**Selected extract**

*****

= Dominique Lambert =

Belgian philosopher and science historian

Dominique baron Lambert (born 10 September 1960 in Namur) is a Belgian philosopher of science, ethicist, and historian of science.

==Education and career==
At the Université catholique de Louvain (UCL), Lambert graduated with an undergraduate degree in theoretical physics in 1984, a master's degree in philosophy in 1986. a Ph.D. in physics in 1988, and a Ph.D. in philosophy in 1996. He became a full professor at the Université de Namur (in the faculty of sciences and the faculty of letters) and has held several visiting professorships. He is also a professor of logic and philosophy of nature at the Diocesan Seminary of Namur.

In the history of science, he has an international reputation as the author of the first detailed biography of the scientist Georges Lemaître. In 2000 Lessius published the biography in the original French. In 2015 an English translation was published in Kraków by Copernicus Center Press. Lambert is also known for his works (translated into several languages) on the relationship between science and theology. He has done research in ethics dealing with the use of autonomous robots for military purposes. He is a consultant for the Political Council for Culture in Rome.

*****

**Raw records**
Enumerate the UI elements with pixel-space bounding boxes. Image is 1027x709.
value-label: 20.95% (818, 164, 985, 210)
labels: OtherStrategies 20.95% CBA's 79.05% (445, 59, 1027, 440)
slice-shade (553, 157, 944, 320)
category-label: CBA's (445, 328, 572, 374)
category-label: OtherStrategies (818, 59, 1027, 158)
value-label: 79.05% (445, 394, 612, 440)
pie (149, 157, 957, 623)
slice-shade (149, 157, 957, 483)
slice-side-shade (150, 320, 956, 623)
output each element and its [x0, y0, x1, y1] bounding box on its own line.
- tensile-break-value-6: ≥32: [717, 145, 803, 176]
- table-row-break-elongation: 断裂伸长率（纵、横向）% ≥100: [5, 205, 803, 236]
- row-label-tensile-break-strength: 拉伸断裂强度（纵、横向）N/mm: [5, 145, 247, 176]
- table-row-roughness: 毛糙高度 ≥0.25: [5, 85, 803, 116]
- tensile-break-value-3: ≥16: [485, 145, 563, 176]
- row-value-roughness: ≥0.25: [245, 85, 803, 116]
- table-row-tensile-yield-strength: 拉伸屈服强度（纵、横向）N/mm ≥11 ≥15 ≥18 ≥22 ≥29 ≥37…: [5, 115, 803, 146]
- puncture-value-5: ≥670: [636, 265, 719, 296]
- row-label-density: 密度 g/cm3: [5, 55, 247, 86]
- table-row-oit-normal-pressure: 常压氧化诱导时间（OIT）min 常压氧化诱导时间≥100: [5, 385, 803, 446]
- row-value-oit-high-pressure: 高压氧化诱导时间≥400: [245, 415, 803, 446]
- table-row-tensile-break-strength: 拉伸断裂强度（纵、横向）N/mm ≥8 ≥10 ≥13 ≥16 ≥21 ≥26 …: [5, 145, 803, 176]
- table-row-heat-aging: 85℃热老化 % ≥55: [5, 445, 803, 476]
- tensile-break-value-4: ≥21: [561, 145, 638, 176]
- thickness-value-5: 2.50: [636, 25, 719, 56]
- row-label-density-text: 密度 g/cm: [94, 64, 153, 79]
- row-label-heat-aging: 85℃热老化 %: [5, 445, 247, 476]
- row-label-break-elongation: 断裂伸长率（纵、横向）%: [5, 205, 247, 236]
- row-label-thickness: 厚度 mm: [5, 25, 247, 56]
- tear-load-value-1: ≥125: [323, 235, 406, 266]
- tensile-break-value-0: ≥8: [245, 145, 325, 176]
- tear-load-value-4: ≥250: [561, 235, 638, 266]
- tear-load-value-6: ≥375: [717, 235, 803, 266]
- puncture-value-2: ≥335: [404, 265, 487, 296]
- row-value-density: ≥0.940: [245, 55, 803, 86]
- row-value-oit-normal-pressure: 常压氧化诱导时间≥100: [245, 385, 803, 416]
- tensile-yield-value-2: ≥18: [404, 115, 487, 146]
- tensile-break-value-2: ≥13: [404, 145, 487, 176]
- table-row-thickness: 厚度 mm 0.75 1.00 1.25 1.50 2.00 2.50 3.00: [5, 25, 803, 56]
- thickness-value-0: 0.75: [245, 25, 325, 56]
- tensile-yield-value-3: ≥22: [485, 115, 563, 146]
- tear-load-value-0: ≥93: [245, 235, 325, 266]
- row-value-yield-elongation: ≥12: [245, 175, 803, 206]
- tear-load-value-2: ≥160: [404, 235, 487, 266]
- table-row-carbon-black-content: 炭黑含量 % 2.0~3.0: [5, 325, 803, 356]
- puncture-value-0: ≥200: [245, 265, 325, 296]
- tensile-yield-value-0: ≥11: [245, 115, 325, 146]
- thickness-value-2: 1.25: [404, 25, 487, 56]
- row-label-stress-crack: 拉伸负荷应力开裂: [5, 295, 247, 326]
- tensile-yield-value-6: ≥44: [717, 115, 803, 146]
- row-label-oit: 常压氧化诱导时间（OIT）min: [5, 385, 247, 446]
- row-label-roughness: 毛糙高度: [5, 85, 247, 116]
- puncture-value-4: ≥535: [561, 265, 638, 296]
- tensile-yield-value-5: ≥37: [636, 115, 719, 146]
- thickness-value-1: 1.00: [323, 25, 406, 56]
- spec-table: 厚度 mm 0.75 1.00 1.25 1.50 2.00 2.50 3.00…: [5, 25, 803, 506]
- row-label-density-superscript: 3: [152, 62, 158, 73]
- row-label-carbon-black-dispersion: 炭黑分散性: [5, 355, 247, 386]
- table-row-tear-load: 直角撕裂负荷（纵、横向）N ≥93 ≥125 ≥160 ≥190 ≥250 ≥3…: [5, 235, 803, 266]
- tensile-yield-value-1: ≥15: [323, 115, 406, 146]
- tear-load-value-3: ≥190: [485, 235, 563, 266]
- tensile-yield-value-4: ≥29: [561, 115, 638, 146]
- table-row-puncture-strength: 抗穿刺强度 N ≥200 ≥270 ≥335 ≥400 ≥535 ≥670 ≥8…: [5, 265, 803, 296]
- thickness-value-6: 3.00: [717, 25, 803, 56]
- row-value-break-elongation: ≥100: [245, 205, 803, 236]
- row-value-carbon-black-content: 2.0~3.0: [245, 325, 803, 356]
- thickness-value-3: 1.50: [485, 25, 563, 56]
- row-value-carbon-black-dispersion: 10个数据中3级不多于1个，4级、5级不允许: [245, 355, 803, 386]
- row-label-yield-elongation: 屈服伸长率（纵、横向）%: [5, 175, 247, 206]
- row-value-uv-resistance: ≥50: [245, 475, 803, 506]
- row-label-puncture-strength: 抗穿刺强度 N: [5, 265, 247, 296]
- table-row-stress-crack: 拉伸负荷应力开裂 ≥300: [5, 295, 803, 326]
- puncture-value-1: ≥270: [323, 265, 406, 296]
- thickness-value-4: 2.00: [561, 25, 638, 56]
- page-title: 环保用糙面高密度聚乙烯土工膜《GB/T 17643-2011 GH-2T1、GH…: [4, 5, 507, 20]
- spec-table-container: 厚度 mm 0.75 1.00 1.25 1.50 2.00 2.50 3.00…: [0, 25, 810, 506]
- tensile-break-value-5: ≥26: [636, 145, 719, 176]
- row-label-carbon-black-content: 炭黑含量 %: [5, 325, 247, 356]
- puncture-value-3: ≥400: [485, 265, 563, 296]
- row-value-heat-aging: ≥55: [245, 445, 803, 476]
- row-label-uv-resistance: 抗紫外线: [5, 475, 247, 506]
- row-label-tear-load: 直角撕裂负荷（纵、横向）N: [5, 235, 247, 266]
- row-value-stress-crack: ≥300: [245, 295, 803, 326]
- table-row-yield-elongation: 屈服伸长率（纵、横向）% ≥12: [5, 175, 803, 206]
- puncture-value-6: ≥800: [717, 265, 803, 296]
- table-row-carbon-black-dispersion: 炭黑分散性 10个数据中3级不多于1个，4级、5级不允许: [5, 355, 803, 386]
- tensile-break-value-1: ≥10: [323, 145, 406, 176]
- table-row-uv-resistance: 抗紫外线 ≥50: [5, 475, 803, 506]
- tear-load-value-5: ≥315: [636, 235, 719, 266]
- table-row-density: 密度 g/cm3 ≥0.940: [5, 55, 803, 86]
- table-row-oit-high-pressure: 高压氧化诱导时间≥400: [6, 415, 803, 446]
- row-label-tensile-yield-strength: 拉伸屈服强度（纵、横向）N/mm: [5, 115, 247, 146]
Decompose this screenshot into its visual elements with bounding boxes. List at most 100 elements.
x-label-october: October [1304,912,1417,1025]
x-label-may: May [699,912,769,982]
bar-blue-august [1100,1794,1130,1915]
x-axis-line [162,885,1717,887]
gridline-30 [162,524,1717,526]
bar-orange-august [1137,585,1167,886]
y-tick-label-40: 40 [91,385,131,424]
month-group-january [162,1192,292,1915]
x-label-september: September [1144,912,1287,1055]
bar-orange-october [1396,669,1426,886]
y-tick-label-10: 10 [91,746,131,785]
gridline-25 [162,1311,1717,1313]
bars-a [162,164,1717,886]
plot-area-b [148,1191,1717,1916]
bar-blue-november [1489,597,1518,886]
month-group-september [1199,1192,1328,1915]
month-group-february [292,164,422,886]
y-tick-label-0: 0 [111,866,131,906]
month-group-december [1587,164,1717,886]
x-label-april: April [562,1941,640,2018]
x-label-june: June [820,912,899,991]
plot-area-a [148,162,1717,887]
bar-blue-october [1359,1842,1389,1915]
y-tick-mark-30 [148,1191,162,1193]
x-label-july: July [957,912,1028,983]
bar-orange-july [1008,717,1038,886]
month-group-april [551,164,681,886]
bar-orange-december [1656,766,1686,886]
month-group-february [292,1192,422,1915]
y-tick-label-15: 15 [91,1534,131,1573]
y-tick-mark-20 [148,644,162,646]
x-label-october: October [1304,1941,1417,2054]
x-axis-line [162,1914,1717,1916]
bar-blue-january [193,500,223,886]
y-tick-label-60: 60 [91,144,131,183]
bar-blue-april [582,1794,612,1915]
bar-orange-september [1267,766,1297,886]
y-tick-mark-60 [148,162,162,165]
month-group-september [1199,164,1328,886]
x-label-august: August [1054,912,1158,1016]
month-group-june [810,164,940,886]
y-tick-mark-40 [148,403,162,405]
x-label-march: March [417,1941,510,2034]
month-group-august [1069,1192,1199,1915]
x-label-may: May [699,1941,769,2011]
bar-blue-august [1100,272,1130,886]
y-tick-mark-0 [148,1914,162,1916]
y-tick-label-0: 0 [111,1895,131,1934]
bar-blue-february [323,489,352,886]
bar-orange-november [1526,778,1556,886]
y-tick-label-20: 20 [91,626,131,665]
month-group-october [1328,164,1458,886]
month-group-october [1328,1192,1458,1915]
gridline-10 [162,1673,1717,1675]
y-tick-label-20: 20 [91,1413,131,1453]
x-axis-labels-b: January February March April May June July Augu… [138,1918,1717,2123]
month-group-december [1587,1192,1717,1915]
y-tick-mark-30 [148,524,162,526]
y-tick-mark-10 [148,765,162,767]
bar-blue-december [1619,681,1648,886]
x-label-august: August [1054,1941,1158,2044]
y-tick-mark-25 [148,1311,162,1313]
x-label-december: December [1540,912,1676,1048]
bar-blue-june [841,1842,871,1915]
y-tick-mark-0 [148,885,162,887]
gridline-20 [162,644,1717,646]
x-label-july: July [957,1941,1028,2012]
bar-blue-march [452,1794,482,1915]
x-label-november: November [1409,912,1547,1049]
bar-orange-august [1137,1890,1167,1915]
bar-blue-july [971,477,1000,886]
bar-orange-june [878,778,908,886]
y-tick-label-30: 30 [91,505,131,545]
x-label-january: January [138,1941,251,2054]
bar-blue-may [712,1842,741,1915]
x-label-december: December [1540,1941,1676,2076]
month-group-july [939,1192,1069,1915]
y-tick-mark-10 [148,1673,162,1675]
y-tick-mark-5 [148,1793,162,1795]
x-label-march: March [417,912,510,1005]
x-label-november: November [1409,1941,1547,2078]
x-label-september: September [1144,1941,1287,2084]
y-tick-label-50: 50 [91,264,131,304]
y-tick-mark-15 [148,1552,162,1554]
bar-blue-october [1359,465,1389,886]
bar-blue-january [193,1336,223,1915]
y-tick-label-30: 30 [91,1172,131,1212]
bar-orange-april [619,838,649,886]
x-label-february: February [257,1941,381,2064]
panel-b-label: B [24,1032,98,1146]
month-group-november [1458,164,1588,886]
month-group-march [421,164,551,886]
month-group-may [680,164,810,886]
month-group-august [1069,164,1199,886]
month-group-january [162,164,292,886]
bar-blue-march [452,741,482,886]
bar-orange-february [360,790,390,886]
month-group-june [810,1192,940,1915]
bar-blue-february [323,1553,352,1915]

*****

**Instructions for the task**
According to the Dominique Lambert article, which publisher issued the English translation of his Georges Lemaître biography in 2015? The lines come from a separate source and are unrelated to the Dominique Lambert article.

**Result for this task**
Copernicus Center Press, in Kraków.